══ EXTRACTED MATERIAL ══
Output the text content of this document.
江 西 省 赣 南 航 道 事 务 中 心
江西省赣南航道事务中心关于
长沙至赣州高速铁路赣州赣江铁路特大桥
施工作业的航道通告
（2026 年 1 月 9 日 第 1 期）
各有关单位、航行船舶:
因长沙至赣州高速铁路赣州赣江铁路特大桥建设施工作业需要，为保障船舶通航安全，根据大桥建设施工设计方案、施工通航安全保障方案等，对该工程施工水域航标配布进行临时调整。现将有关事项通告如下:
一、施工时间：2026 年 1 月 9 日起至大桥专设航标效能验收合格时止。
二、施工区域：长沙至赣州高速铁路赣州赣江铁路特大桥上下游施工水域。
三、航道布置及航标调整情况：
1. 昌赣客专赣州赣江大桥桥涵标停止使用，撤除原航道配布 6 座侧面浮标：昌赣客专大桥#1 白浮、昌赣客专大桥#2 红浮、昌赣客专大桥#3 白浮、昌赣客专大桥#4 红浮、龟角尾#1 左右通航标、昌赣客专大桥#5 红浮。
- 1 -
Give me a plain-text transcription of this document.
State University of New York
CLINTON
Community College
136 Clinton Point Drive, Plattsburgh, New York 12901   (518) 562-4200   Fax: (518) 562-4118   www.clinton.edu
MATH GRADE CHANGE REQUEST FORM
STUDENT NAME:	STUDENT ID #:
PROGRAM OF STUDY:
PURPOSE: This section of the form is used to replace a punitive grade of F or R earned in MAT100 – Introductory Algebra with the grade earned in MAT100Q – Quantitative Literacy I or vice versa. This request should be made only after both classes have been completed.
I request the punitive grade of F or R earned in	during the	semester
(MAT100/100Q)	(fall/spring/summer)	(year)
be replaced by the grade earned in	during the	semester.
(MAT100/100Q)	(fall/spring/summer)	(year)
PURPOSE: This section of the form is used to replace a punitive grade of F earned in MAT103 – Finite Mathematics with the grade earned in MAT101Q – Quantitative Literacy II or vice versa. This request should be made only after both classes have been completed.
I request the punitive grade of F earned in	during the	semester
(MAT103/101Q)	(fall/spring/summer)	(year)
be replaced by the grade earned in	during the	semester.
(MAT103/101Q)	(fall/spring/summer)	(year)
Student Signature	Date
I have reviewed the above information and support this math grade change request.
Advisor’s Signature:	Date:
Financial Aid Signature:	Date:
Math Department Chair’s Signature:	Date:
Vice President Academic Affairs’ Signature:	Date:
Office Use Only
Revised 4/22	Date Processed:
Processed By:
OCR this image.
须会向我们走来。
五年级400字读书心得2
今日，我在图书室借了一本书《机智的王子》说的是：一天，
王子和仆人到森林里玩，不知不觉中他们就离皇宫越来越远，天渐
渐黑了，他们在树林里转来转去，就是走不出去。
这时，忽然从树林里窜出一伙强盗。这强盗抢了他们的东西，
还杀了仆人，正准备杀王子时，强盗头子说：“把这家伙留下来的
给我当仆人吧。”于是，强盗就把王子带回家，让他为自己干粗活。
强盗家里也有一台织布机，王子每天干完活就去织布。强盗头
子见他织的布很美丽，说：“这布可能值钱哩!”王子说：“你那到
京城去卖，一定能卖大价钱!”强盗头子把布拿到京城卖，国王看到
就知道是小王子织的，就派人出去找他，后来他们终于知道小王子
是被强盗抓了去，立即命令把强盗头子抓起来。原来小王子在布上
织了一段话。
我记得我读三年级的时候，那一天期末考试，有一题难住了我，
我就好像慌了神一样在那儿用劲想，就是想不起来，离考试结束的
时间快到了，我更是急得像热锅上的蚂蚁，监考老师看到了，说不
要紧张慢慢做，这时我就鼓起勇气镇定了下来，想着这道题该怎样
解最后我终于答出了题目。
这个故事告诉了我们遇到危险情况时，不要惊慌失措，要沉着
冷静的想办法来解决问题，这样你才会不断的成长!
═══
--- TASK OBJECTIVE ---
Reproduce all the records precisely.

--- ANSWER BELOW ---
Output the text content of this document.
江 西 省 赣 南 航 道 事 务 中 心
江西省赣南航道事务中心关于
长沙至赣州高速铁路赣州赣江铁路特大桥
施工作业的航道通告
（2026 年 1 月 9 日 第 1 期）
各有关单位、航行船舶:
因长沙至赣州高速铁路赣州赣江铁路特大桥建设施工作业需要，为保障船舶通航安全，根据大桥建设施工设计方案、施工通航安全保障方案等，对该工程施工水域航标配布进行临时调整。现将有关事项通告如下:
一、施工时间：2026 年 1 月 9 日起至大桥专设航标效能验收合格时止。
二、施工区域：长沙至赣州高速铁路赣州赣江铁路特大桥上下游施工水域。
三、航道布置及航标调整情况：
1. 昌赣客专赣州赣江大桥桥涵标停止使用，撤除原航道配布 6 座侧面浮标：昌赣客专大桥#1 白浮、昌赣客专大桥#2 红浮、昌赣客专大桥#3 白浮、昌赣客专大桥#4 红浮、龟角尾#1 左右通航标、昌赣客专大桥#5 红浮。
- 1 -
Give me a plain-text transcription of this document.
State University of New York
CLINTON
Community College
136 Clinton Point Drive, Plattsburgh, New York 12901   (518) 562-4200   Fax: (518) 562-4118   www.clinton.edu
MATH GRADE CHANGE REQUEST FORM
STUDENT NAME:	STUDENT ID #:
PROGRAM OF STUDY:
PURPOSE: This section of the form is used to replace a punitive grade of F or R earned in MAT100 – Introductory Algebra with the grade earned in MAT100Q – Quantitative Literacy I or vice versa. This request should be made only after both classes have been completed.
I request the punitive grade of F or R earned in	during the	semester
(MAT100/100Q)	(fall/spring/summer)	(year)
be replaced by the grade earned in	during the	semester.
(MAT100/100Q)	(fall/spring/summer)	(year)
PURPOSE: This section of the form is used to replace a punitive grade of F earned in MAT103 – Finite Mathematics with the grade earned in MAT101Q – Quantitative Literacy II or vice versa. This request should be made only after both classes have been completed.
I request the punitive grade of F earned in	during the	semester
(MAT103/101Q)	(fall/spring/summer)	(year)
be replaced by the grade earned in	during the	semester.
(MAT103/101Q)	(fall/spring/summer)	(year)
Student Signature	Date
I have reviewed the above information and support this math grade change request.
Advisor’s Signature:	Date:
Financial Aid Signature:	Date:
Math Department Chair’s Signature:	Date:
Vice President Academic Affairs’ Signature:	Date:
Office Use Only
Revised 4/22	Date Processed:
Processed By:
OCR this image.
须会向我们走来。
五年级400字读书心得2
今日，我在图书室借了一本书《机智的王子》说的是：一天，
王子和仆人到森林里玩，不知不觉中他们就离皇宫越来越远，天渐
渐黑了，他们在树林里转来转去，就是走不出去。
这时，忽然从树林里窜出一伙强盗。这强盗抢了他们的东西，
还杀了仆人，正准备杀王子时，强盗头子说：“把这家伙留下来的
给我当仆人吧。”于是，强盗就把王子带回家，让他为自己干粗活。
强盗家里也有一台织布机，王子每天干完活就去织布。强盗头
子见他织的布很美丽，说：“这布可能值钱哩!”王子说：“你那到
京城去卖，一定能卖大价钱!”强盗头子把布拿到京城卖，国王看到
就知道是小王子织的，就派人出去找他，后来他们终于知道小王子
是被强盗抓了去，立即命令把强盗头子抓起来。原来小王子在布上
织了一段话。
我记得我读三年级的时候，那一天期末考试，有一题难住了我，
我就好像慌了神一样在那儿用劲想，就是想不起来，离考试结束的
时间快到了，我更是急得像热锅上的蚂蚁，监考老师看到了，说不
要紧张慢慢做，这时我就鼓起勇气镇定了下来，想着这道题该怎样
解最后我终于答出了题目。
这个故事告诉了我们遇到危险情况时，不要惊慌失措，要沉着
冷静的想办法来解决问题，这样你才会不断的成长!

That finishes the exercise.